● Objective
Give every line of the data again, unchanged, but with no pictures.

■ ■ ■ ■ ■

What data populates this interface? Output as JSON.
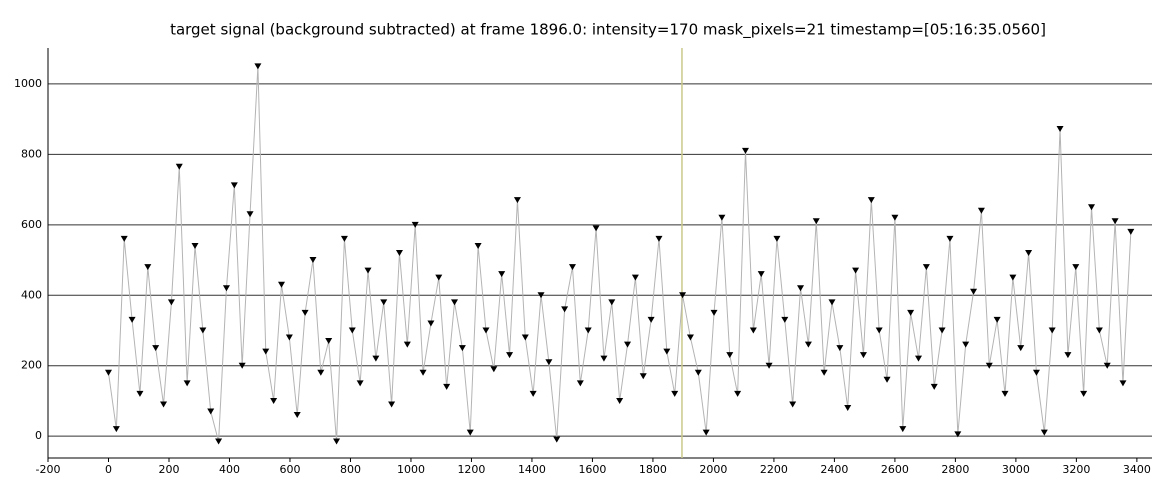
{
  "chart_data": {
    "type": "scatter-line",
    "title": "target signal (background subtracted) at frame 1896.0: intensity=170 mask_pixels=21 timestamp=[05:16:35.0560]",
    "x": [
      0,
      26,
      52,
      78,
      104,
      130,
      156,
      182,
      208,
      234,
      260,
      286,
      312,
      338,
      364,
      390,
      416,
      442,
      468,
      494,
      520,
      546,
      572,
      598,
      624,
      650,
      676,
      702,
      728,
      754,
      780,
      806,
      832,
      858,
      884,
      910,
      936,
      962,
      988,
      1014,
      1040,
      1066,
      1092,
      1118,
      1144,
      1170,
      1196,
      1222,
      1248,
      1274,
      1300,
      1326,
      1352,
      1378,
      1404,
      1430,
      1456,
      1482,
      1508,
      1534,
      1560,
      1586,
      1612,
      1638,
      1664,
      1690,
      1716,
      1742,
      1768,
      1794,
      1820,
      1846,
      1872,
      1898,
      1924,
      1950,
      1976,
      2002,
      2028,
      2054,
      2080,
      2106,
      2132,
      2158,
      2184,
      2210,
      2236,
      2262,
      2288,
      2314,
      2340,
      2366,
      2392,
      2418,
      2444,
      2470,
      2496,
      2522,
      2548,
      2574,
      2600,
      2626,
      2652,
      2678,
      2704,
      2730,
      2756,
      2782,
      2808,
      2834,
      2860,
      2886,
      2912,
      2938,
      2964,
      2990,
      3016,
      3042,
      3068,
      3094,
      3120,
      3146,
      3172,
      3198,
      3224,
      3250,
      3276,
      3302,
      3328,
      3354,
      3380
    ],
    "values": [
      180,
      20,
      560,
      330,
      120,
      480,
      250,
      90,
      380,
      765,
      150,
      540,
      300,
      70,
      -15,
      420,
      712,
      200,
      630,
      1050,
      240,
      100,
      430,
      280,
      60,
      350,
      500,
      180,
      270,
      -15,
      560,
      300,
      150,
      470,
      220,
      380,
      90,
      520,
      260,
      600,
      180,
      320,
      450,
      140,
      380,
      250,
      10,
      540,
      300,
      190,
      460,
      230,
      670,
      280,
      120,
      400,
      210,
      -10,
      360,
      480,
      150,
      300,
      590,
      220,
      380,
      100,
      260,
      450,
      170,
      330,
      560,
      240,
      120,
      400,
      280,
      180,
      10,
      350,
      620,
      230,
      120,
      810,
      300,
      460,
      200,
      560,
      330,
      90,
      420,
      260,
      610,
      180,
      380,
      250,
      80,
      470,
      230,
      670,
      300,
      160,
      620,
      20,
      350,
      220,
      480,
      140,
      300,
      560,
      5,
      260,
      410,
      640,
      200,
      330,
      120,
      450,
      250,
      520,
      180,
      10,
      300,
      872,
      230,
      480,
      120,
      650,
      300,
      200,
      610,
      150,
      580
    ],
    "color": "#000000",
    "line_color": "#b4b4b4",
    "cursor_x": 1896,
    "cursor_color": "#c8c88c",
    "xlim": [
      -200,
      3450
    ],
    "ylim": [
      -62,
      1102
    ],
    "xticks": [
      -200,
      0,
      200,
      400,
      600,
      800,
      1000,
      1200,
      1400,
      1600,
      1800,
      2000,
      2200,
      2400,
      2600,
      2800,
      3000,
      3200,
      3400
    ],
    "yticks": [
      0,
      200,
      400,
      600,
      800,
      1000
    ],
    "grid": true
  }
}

■ ■ ■ ■ ■

● Response to this task
What data populates this interface? Output as JSON.
{
  "chart_data": {
    "type": "scatter-line",
    "title": "target signal (background subtracted) at frame 1896.0: intensity=170 mask_pixels=21 timestamp=[05:16:35.0560]",
    "x": [
      0,
      26,
      52,
      78,
      104,
      130,
      156,
      182,
      208,
      234,
      260,
      286,
      312,
      338,
      364,
      390,
      416,
      442,
      468,
      494,
      520,
      546,
      572,
      598,
      624,
      650,
      676,
      702,
      728,
      754,
      780,
      806,
      832,
      858,
      884,
      910,
      936,
      962,
      988,
      1014,
      1040,
      1066,
      1092,
      1118,
      1144,
      1170,
      1196,
      1222,
      1248,
      1274,
      1300,
      1326,
      1352,
      1378,
      1404,
      1430,
      1456,
      1482,
      1508,
      1534,
      1560,
      1586,
      1612,
      1638,
      1664,
      1690,
      1716,
      1742,
      1768,
      1794,
      1820,
      1846,
      1872,
      1898,
      1924,
      1950,
      1976,
      2002,
      2028,
      2054,
      2080,
      2106,
      2132,
      2158,
      2184,
      2210,
      2236,
      2262,
      2288,
      2314,
      2340,
      2366,
      2392,
      2418,
      2444,
      2470,
      2496,
      2522,
      2548,
      2574,
      2600,
      2626,
      2652,
      2678,
      2704,
      2730,
      2756,
      2782,
      2808,
      2834,
      2860,
      2886,
      2912,
      2938,
      2964,
      2990,
      3016,
      3042,
      3068,
      3094,
      3120,
      3146,
      3172,
      3198,
      3224,
      3250,
      3276,
      3302,
      3328,
      3354,
      3380
    ],
    "values": [
      180,
      20,
      560,
      330,
      120,
      480,
      250,
      90,
      380,
      765,
      150,
      540,
      300,
      70,
      -15,
      420,
      712,
      200,
      630,
      1050,
      240,
      100,
      430,
      280,
      60,
      350,
      500,
      180,
      270,
      -15,
      560,
      300,
      150,
      470,
      220,
      380,
      90,
      520,
      260,
      600,
      180,
      320,
      450,
      140,
      380,
      250,
      10,
      540,
      300,
      190,
      460,
      230,
      670,
      280,
      120,
      400,
      210,
      -10,
      360,
      480,
      150,
      300,
      590,
      220,
      380,
      100,
      260,
      450,
      170,
      330,
      560,
      240,
      120,
      400,
      280,
      180,
      10,
      350,
      620,
      230,
      120,
      810,
      300,
      460,
      200,
      560,
      330,
      90,
      420,
      260,
      610,
      180,
      380,
      250,
      80,
      470,
      230,
      670,
      300,
      160,
      620,
      20,
      350,
      220,
      480,
      140,
      300,
      560,
      5,
      260,
      410,
      640,
      200,
      330,
      120,
      450,
      250,
      520,
      180,
      10,
      300,
      872,
      230,
      480,
      120,
      650,
      300,
      200,
      610,
      150,
      580
    ],
    "color": "#000000",
    "line_color": "#b4b4b4",
    "cursor_x": 1896,
    "cursor_color": "#c8c88c",
    "xlim": [
      -200,
      3450
    ],
    "ylim": [
      -62,
      1102
    ],
    "xticks": [
      -200,
      0,
      200,
      400,
      600,
      800,
      1000,
      1200,
      1400,
      1600,
      1800,
      2000,
      2200,
      2400,
      2600,
      2800,
      3000,
      3200,
      3400
    ],
    "yticks": [
      0,
      200,
      400,
      600,
      800,
      1000
    ],
    "grid": true
  }
}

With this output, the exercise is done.